**Exercise:**
Repeat every line of the records below without changing a thing, but leave the pictures out.

**Data listing:**
※
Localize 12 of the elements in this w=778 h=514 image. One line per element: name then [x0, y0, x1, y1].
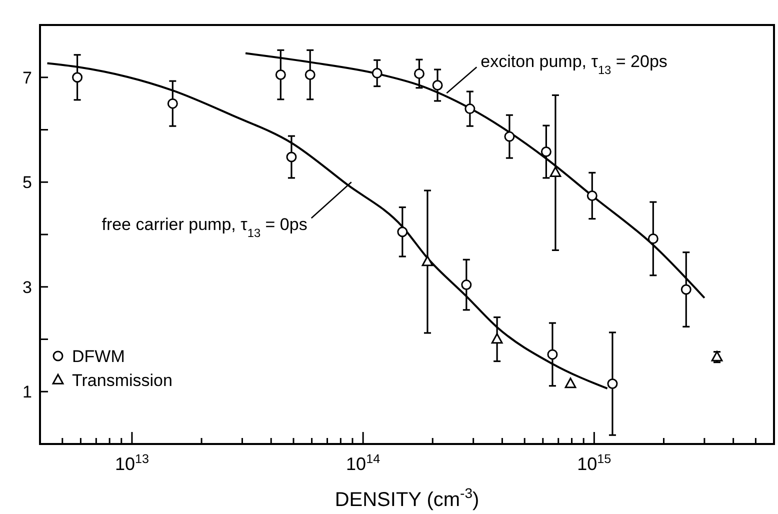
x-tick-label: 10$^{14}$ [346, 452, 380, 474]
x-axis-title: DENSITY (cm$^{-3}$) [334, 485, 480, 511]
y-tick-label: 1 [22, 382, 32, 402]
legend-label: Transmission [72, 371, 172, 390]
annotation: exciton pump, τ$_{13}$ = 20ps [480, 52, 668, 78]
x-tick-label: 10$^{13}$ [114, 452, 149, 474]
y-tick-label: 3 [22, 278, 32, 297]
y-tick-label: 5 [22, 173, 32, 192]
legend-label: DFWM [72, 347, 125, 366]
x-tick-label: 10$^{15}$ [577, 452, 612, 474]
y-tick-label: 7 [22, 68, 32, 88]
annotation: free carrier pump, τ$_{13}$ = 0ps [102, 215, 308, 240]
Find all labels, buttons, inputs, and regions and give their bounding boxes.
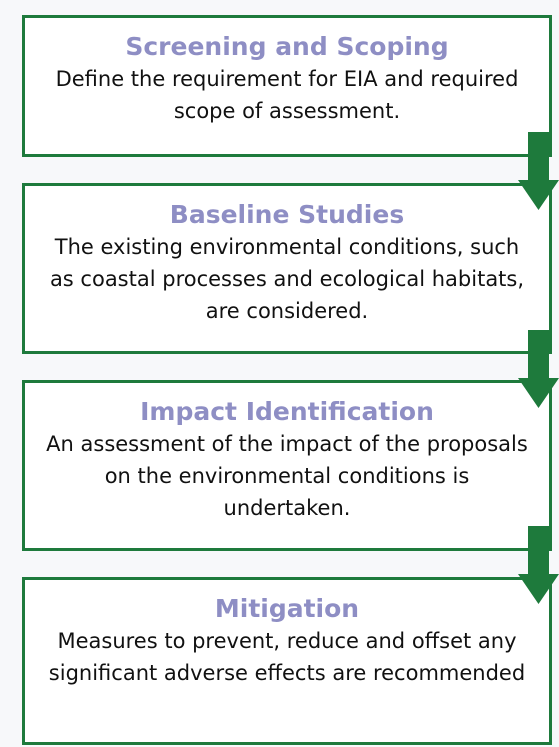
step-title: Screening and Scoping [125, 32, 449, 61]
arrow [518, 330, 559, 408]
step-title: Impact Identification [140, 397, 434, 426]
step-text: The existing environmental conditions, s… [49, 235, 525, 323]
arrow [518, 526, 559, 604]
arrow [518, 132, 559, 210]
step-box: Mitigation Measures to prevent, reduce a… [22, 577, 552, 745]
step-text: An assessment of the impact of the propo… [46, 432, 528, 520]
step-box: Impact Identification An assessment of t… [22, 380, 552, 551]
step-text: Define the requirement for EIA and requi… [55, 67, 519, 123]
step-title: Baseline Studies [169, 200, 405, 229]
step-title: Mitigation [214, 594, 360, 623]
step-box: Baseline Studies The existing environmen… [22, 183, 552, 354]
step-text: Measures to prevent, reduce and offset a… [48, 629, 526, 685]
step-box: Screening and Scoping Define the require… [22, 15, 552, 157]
※
**Answer to this exercise:**
Localize 12 of the elements in this w=778 h=514 image. One line per element: name then [x0, y0, x1, y1].
x-tick-label: 10$^{14}$ [346, 452, 380, 474]
x-axis-title: DENSITY (cm$^{-3}$) [334, 485, 480, 511]
y-tick-label: 1 [22, 382, 32, 402]
legend-label: Transmission [72, 371, 172, 390]
annotation: exciton pump, τ$_{13}$ = 20ps [480, 52, 668, 78]
x-tick-label: 10$^{13}$ [114, 452, 149, 474]
y-tick-label: 3 [22, 278, 32, 297]
y-tick-label: 5 [22, 173, 32, 192]
legend-label: DFWM [72, 347, 125, 366]
x-tick-label: 10$^{15}$ [577, 452, 612, 474]
y-tick-label: 7 [22, 68, 32, 88]
annotation: free carrier pump, τ$_{13}$ = 0ps [102, 215, 308, 240]
Find all labels, buttons, inputs, and regions and give their bounding boxes.
step-title: Screening and Scoping [125, 32, 449, 61]
arrow [518, 330, 559, 408]
step-title: Impact Identification [140, 397, 434, 426]
step-text: The existing environmental conditions, s… [49, 235, 525, 323]
arrow [518, 526, 559, 604]
arrow [518, 132, 559, 210]
step-box: Mitigation Measures to prevent, reduce a… [22, 577, 552, 745]
step-text: An assessment of the impact of the propo… [46, 432, 528, 520]
step-box: Impact Identification An assessment of t… [22, 380, 552, 551]
step-text: Define the requirement for EIA and requi… [55, 67, 519, 123]
step-title: Baseline Studies [169, 200, 405, 229]
step-title: Mitigation [214, 594, 360, 623]
step-box: Baseline Studies The existing environmen… [22, 183, 552, 354]
step-text: Measures to prevent, reduce and offset a… [48, 629, 526, 685]
step-box: Screening and Scoping Define the require… [22, 15, 552, 157]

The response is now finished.